Given task. Find how many lines of the listing include the string "text", and report only that figure.

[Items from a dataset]
_ _ _ _
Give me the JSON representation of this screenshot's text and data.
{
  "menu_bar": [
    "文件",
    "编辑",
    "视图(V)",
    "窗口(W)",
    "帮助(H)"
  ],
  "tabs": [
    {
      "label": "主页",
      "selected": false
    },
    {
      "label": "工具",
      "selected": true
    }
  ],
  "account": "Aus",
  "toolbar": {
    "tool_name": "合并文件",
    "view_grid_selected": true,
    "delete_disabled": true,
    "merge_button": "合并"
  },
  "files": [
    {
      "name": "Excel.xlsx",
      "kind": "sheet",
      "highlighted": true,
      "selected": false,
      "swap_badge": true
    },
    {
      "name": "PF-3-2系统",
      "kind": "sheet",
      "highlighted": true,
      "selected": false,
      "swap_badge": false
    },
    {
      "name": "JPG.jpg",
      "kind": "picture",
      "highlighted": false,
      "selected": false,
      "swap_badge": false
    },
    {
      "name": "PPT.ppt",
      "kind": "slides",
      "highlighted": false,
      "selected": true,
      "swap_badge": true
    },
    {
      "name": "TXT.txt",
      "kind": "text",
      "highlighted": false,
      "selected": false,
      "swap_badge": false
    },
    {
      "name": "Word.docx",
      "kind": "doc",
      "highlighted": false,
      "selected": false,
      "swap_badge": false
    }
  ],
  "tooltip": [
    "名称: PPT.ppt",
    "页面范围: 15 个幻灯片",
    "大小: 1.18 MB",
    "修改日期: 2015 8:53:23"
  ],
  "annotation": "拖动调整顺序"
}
_ _ _ _
Task solution. 2